# What to work on
Write out the whole listing again, exactly.

------ Supplied data ------

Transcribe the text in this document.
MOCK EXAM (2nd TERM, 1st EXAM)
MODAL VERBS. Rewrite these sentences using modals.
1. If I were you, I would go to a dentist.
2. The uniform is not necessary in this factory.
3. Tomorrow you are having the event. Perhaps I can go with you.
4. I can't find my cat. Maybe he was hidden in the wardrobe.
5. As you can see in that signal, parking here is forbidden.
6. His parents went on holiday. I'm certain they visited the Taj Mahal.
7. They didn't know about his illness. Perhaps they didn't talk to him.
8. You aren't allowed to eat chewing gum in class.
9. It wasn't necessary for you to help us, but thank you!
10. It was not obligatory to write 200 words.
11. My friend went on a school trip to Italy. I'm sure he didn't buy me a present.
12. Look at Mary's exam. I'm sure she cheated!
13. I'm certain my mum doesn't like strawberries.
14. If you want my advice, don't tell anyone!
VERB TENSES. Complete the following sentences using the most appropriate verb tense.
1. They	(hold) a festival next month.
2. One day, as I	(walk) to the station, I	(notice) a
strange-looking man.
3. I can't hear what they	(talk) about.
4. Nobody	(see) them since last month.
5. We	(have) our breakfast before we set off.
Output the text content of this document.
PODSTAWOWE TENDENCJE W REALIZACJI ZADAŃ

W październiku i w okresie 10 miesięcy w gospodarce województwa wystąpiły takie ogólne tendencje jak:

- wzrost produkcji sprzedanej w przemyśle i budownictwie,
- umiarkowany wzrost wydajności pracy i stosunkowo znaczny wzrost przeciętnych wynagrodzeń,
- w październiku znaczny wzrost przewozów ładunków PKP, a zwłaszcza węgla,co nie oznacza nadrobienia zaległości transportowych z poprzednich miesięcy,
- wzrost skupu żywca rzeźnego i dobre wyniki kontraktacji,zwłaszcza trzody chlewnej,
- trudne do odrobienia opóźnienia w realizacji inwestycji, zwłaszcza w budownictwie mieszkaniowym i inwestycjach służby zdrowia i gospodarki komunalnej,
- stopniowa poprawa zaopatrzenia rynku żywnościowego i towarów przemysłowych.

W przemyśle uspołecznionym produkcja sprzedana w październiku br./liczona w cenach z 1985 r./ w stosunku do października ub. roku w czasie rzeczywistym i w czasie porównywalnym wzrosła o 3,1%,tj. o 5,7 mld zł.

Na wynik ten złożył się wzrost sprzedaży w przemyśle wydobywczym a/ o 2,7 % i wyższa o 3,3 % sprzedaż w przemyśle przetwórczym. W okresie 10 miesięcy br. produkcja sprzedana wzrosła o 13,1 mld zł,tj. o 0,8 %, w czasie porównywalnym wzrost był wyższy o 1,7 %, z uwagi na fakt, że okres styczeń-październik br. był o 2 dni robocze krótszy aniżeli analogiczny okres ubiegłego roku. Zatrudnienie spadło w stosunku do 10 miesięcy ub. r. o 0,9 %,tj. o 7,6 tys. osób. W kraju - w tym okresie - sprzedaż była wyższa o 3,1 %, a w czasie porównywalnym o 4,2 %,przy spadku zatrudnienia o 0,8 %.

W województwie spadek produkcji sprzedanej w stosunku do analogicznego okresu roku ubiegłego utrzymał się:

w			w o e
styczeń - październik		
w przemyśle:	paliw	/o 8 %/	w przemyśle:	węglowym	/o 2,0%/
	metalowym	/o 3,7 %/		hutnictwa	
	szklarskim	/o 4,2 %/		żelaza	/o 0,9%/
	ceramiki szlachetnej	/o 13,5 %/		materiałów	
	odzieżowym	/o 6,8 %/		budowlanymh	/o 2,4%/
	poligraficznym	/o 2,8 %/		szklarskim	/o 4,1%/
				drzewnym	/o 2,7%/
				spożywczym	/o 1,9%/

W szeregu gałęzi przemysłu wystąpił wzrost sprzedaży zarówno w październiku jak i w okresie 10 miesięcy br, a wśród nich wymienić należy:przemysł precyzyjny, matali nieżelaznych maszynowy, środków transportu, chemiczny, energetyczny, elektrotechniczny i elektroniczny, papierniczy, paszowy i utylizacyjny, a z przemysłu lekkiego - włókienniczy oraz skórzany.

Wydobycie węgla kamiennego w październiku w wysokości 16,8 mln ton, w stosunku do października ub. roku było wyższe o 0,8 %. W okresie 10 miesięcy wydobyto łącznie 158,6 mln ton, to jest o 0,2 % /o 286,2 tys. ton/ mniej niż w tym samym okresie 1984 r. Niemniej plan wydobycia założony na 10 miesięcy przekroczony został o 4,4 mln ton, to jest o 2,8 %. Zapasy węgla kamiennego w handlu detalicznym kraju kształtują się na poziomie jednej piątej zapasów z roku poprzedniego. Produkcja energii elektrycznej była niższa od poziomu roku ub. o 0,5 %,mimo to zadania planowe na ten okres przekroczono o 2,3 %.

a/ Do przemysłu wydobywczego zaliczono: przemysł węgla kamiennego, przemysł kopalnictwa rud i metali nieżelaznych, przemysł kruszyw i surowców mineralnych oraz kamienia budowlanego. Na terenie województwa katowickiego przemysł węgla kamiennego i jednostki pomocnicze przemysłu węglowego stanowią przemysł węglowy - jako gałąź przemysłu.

------

# Solution to the problem
Transcribe the text in this document.
MOCK EXAM (2nd TERM, 1st EXAM)
MODAL VERBS. Rewrite these sentences using modals.
1. If I were you, I would go to a dentist.
2. The uniform is not necessary in this factory.
3. Tomorrow you are having the event. Perhaps I can go with you.
4. I can't find my cat. Maybe he was hidden in the wardrobe.
5. As you can see in that signal, parking here is forbidden.
6. His parents went on holiday. I'm certain they visited the Taj Mahal.
7. They didn't know about his illness. Perhaps they didn't talk to him.
8. You aren't allowed to eat chewing gum in class.
9. It wasn't necessary for you to help us, but thank you!
10. It was not obligatory to write 200 words.
11. My friend went on a school trip to Italy. I'm sure he didn't buy me a present.
12. Look at Mary's exam. I'm sure she cheated!
13. I'm certain my mum doesn't like strawberries.
14. If you want my advice, don't tell anyone!
VERB TENSES. Complete the following sentences using the most appropriate verb tense.
1. They	(hold) a festival next month.
2. One day, as I	(walk) to the station, I	(notice) a
strange-looking man.
3. I can't hear what they	(talk) about.
4. Nobody	(see) them since last month.
5. We	(have) our breakfast before we set off.
Output the text content of this document.
PODSTAWOWE TENDENCJE W REALIZACJI ZADAŃ

W październiku i w okresie 10 miesięcy w gospodarce województwa wystąpiły takie ogólne tendencje jak:

- wzrost produkcji sprzedanej w przemyśle i budownictwie,
- umiarkowany wzrost wydajności pracy i stosunkowo znaczny wzrost przeciętnych wynagrodzeń,
- w październiku znaczny wzrost przewozów ładunków PKP, a zwłaszcza węgla,co nie oznacza nadrobienia zaległości transportowych z poprzednich miesięcy,
- wzrost skupu żywca rzeźnego i dobre wyniki kontraktacji,zwłaszcza trzody chlewnej,
- trudne do odrobienia opóźnienia w realizacji inwestycji, zwłaszcza w budownictwie mieszkaniowym i inwestycjach służby zdrowia i gospodarki komunalnej,
- stopniowa poprawa zaopatrzenia rynku żywnościowego i towarów przemysłowych.

W przemyśle uspołecznionym produkcja sprzedana w październiku br./liczona w cenach z 1985 r./ w stosunku do października ub. roku w czasie rzeczywistym i w czasie porównywalnym wzrosła o 3,1%,tj. o 5,7 mld zł.

Na wynik ten złożył się wzrost sprzedaży w przemyśle wydobywczym a/ o 2,7 % i wyższa o 3,3 % sprzedaż w przemyśle przetwórczym. W okresie 10 miesięcy br. produkcja sprzedana wzrosła o 13,1 mld zł,tj. o 0,8 %, w czasie porównywalnym wzrost był wyższy o 1,7 %, z uwagi na fakt, że okres styczeń-październik br. był o 2 dni robocze krótszy aniżeli analogiczny okres ubiegłego roku. Zatrudnienie spadło w stosunku do 10 miesięcy ub. r. o 0,9 %,tj. o 7,6 tys. osób. W kraju - w tym okresie - sprzedaż była wyższa o 3,1 %, a w czasie porównywalnym o 4,2 %,przy spadku zatrudnienia o 0,8 %.

W województwie spadek produkcji sprzedanej w stosunku do analogicznego okresu roku ubiegłego utrzymał się:

w			w o e
styczeń - październik		
w przemyśle:	paliw	/o 8 %/	w przemyśle:	węglowym	/o 2,0%/
	metalowym	/o 3,7 %/		hutnictwa	
	szklarskim	/o 4,2 %/		żelaza	/o 0,9%/
	ceramiki szlachetnej	/o 13,5 %/		materiałów	
	odzieżowym	/o 6,8 %/		budowlanymh	/o 2,4%/
	poligraficznym	/o 2,8 %/		szklarskim	/o 4,1%/
				drzewnym	/o 2,7%/
				spożywczym	/o 1,9%/

W szeregu gałęzi przemysłu wystąpił wzrost sprzedaży zarówno w październiku jak i w okresie 10 miesięcy br, a wśród nich wymienić należy:przemysł precyzyjny, matali nieżelaznych maszynowy, środków transportu, chemiczny, energetyczny, elektrotechniczny i elektroniczny, papierniczy, paszowy i utylizacyjny, a z przemysłu lekkiego - włókienniczy oraz skórzany.

Wydobycie węgla kamiennego w październiku w wysokości 16,8 mln ton, w stosunku do października ub. roku było wyższe o 0,8 %. W okresie 10 miesięcy wydobyto łącznie 158,6 mln ton, to jest o 0,2 % /o 286,2 tys. ton/ mniej niż w tym samym okresie 1984 r. Niemniej plan wydobycia założony na 10 miesięcy przekroczony został o 4,4 mln ton, to jest o 2,8 %. Zapasy węgla kamiennego w handlu detalicznym kraju kształtują się na poziomie jednej piątej zapasów z roku poprzedniego. Produkcja energii elektrycznej była niższa od poziomu roku ub. o 0,5 %,mimo to zadania planowe na ten okres przekroczono o 2,3 %.

a/ Do przemysłu wydobywczego zaliczono: przemysł węgla kamiennego, przemysł kopalnictwa rud i metali nieżelaznych, przemysł kruszyw i surowców mineralnych oraz kamienia budowlanego. Na terenie województwa katowickiego przemysł węgla kamiennego i jednostki pomocnicze przemysłu węglowego stanowią przemysł węglowy - jako gałąź przemysłu.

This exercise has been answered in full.